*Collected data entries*
* * * * * * * * *

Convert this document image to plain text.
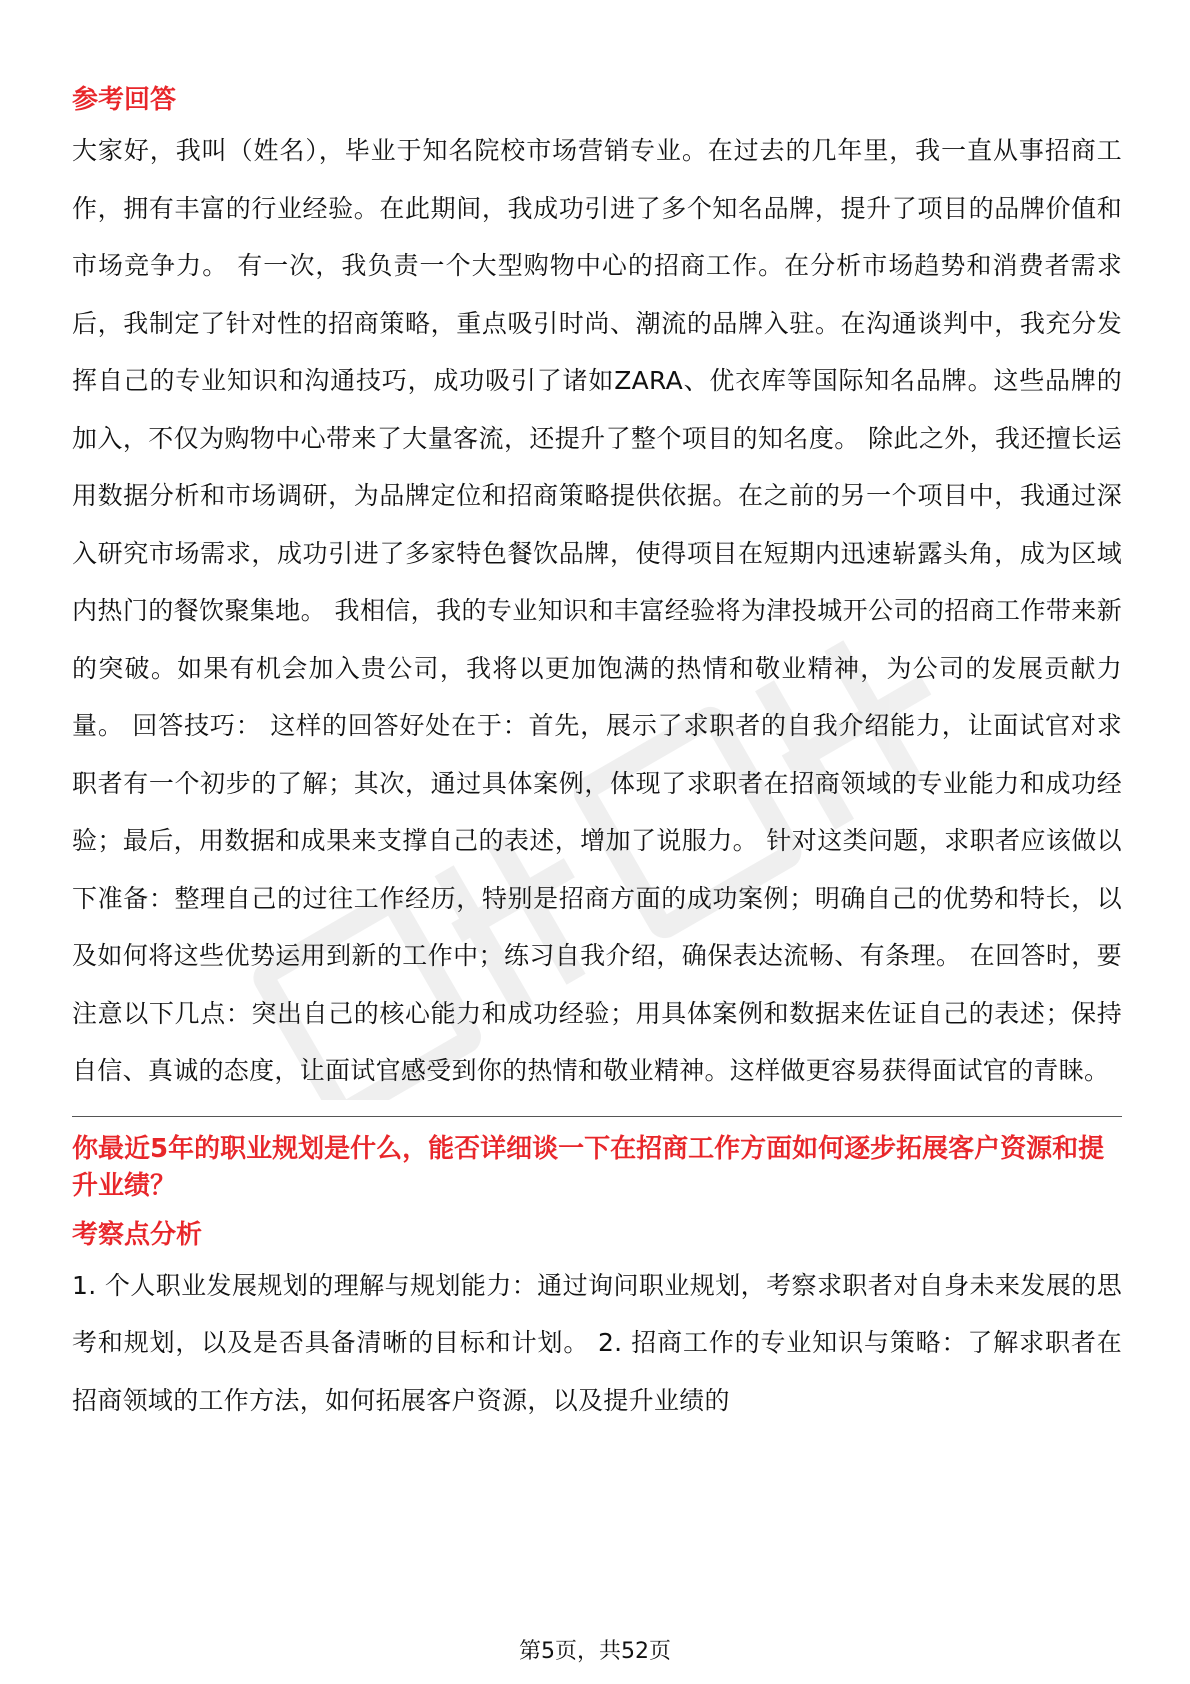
参考回答

大家好，我叫（姓名），毕业于知名院校市场营销专业。在过去的几年里，我一直从事招商工作，拥有丰富的行业经验。在此期间，我成功引进了多个知名品牌，提升了项目的品牌价值和市场竞争力。 有一次，我负责一个大型购物中心的招商工作。在分析市场趋势和消费者需求后，我制定了针对性的招商策略，重点吸引时尚、潮流的品牌入驻。在沟通谈判中，我充分发挥自己的专业知识和沟通技巧，成功吸引了诸如ZARA、优衣库等国际知名品牌。这些品牌的加入，不仅为购物中心带来了大量客流，还提升了整个项目的知名度。 除此之外，我还擅长运用数据分析和市场调研，为品牌定位和招商策略提供依据。在之前的另一个项目中，我通过深入研究市场需求，成功引进了多家特色餐饮品牌，使得项目在短期内迅速崭露头角，成为区域内热门的餐饮聚集地。 我相信，我的专业知识和丰富经验将为津投城开公司的招商工作带来新的突破。如果有机会加入贵公司，我将以更加饱满的热情和敬业精神，为公司的发展贡献力量。 回答技巧： 这样的回答好处在于：首先，展示了求职者的自我介绍能力，让面试官对求职者有一个初步的了解；其次，通过具体案例，体现了求职者在招商领域的专业能力和成功经验；最后，用数据和成果来支撑自己的表述，增加了说服力。 针对这类问题，求职者应该做以下准备：整理自己的过往工作经历，特别是招商方面的成功案例；明确自己的优势和特长，以及如何将这些优势运用到新的工作中；练习自我介绍，确保表达流畅、有条理。 在回答时，要注意以下几点：突出自己的核心能力和成功经验；用具体案例和数据来佐证自己的表述；保持自信、真诚的态度，让面试官感受到你的热情和敬业精神。这样做更容易获得面试官的青睐。

你最近5年的职业规划是什么，能否详细谈一下在招商工作方面如何逐步拓展客户资源和提升业绩？

考察点分析

1. 个人职业发展规划的理解与规划能力：通过询问职业规划，考察求职者对自身未来发展的思考和规划，以及是否具备清晰的目标和计划。 2. 招商工作的专业知识与策略：了解求职者在招商领域的工作方法，如何拓展客户资源，以及提升业绩的

第5页，共52页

* * * * * * * * *

*Prompt*
Omit every picture, then reproduce the rest of the listing exactly.

*Answer for the task*
Convert this document image to plain text.
参考回答

大家好，我叫（姓名），毕业于知名院校市场营销专业。在过去的几年里，我一直从事招商工作，拥有丰富的行业经验。在此期间，我成功引进了多个知名品牌，提升了项目的品牌价值和市场竞争力。 有一次，我负责一个大型购物中心的招商工作。在分析市场趋势和消费者需求后，我制定了针对性的招商策略，重点吸引时尚、潮流的品牌入驻。在沟通谈判中，我充分发挥自己的专业知识和沟通技巧，成功吸引了诸如ZARA、优衣库等国际知名品牌。这些品牌的加入，不仅为购物中心带来了大量客流，还提升了整个项目的知名度。 除此之外，我还擅长运用数据分析和市场调研，为品牌定位和招商策略提供依据。在之前的另一个项目中，我通过深入研究市场需求，成功引进了多家特色餐饮品牌，使得项目在短期内迅速崭露头角，成为区域内热门的餐饮聚集地。 我相信，我的专业知识和丰富经验将为津投城开公司的招商工作带来新的突破。如果有机会加入贵公司，我将以更加饱满的热情和敬业精神，为公司的发展贡献力量。 回答技巧： 这样的回答好处在于：首先，展示了求职者的自我介绍能力，让面试官对求职者有一个初步的了解；其次，通过具体案例，体现了求职者在招商领域的专业能力和成功经验；最后，用数据和成果来支撑自己的表述，增加了说服力。 针对这类问题，求职者应该做以下准备：整理自己的过往工作经历，特别是招商方面的成功案例；明确自己的优势和特长，以及如何将这些优势运用到新的工作中；练习自我介绍，确保表达流畅、有条理。 在回答时，要注意以下几点：突出自己的核心能力和成功经验；用具体案例和数据来佐证自己的表述；保持自信、真诚的态度，让面试官感受到你的热情和敬业精神。这样做更容易获得面试官的青睐。

你最近5年的职业规划是什么，能否详细谈一下在招商工作方面如何逐步拓展客户资源和提升业绩？

考察点分析

1. 个人职业发展规划的理解与规划能力：通过询问职业规划，考察求职者对自身未来发展的思考和规划，以及是否具备清晰的目标和计划。 2. 招商工作的专业知识与策略：了解求职者在招商领域的工作方法，如何拓展客户资源，以及提升业绩的

第5页，共52页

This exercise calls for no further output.